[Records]

# # # # # # #

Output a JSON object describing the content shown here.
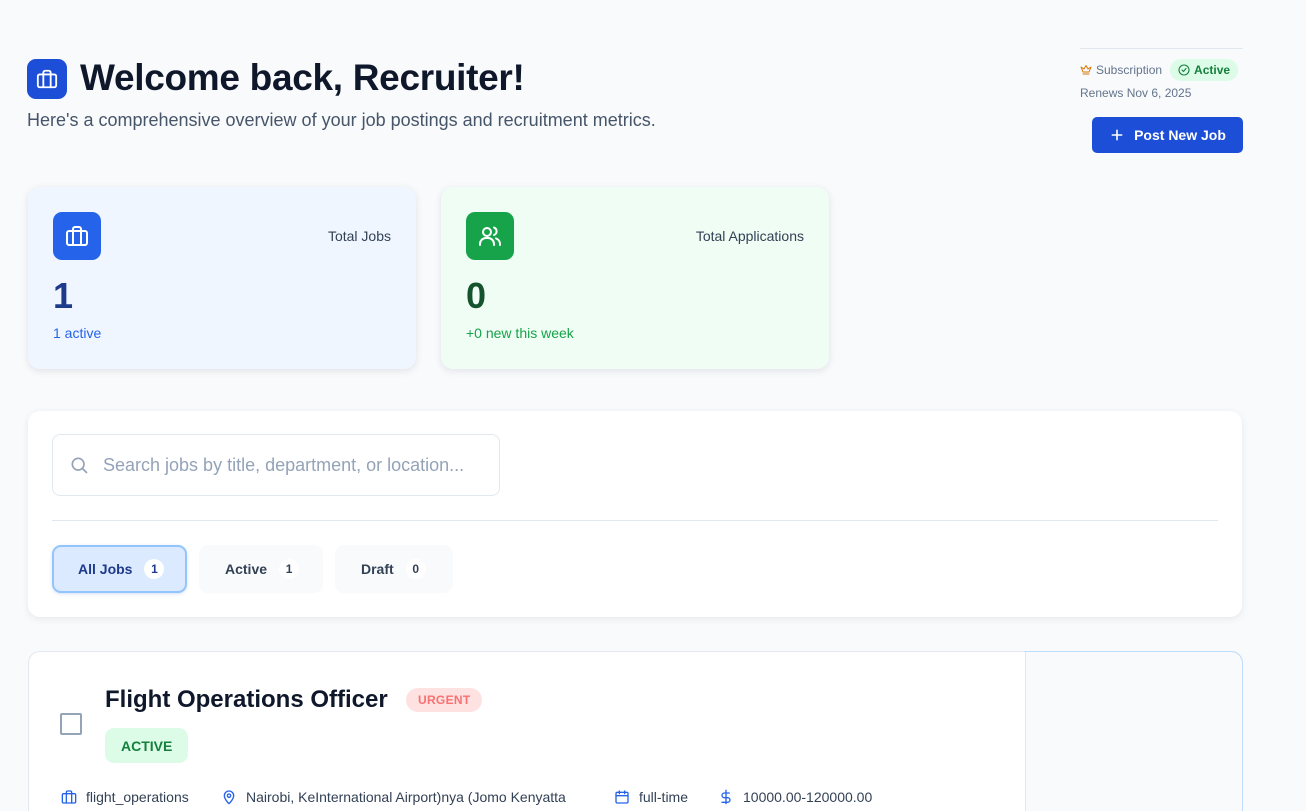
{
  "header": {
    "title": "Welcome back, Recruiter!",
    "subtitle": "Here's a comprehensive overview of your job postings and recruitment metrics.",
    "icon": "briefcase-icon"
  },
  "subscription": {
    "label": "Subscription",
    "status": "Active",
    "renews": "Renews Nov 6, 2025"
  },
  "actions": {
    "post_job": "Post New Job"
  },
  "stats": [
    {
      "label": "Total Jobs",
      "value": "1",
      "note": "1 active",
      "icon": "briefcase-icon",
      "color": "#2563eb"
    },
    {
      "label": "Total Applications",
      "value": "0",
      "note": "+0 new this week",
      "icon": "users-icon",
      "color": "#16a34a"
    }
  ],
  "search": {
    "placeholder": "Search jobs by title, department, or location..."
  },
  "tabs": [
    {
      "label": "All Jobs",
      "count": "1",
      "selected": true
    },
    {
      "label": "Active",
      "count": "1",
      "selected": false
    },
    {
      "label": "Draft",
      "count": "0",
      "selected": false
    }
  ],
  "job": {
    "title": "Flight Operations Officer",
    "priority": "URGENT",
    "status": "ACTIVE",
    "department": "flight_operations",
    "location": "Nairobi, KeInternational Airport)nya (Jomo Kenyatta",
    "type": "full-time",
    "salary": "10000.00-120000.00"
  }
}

# # # # # # #

| To be done |
Write out each entry exactly as given, omitting any picture.

| Answer |
Output a JSON object describing the content shown here.
{
  "header": {
    "title": "Welcome back, Recruiter!",
    "subtitle": "Here's a comprehensive overview of your job postings and recruitment metrics.",
    "icon": "briefcase-icon"
  },
  "subscription": {
    "label": "Subscription",
    "status": "Active",
    "renews": "Renews Nov 6, 2025"
  },
  "actions": {
    "post_job": "Post New Job"
  },
  "stats": [
    {
      "label": "Total Jobs",
      "value": "1",
      "note": "1 active",
      "icon": "briefcase-icon",
      "color": "#2563eb"
    },
    {
      "label": "Total Applications",
      "value": "0",
      "note": "+0 new this week",
      "icon": "users-icon",
      "color": "#16a34a"
    }
  ],
  "search": {
    "placeholder": "Search jobs by title, department, or location..."
  },
  "tabs": [
    {
      "label": "All Jobs",
      "count": "1",
      "selected": true
    },
    {
      "label": "Active",
      "count": "1",
      "selected": false
    },
    {
      "label": "Draft",
      "count": "0",
      "selected": false
    }
  ],
  "job": {
    "title": "Flight Operations Officer",
    "priority": "URGENT",
    "status": "ACTIVE",
    "department": "flight_operations",
    "location": "Nairobi, KeInternational Airport)nya (Jomo Kenyatta",
    "type": "full-time",
    "salary": "10000.00-120000.00"
  }
}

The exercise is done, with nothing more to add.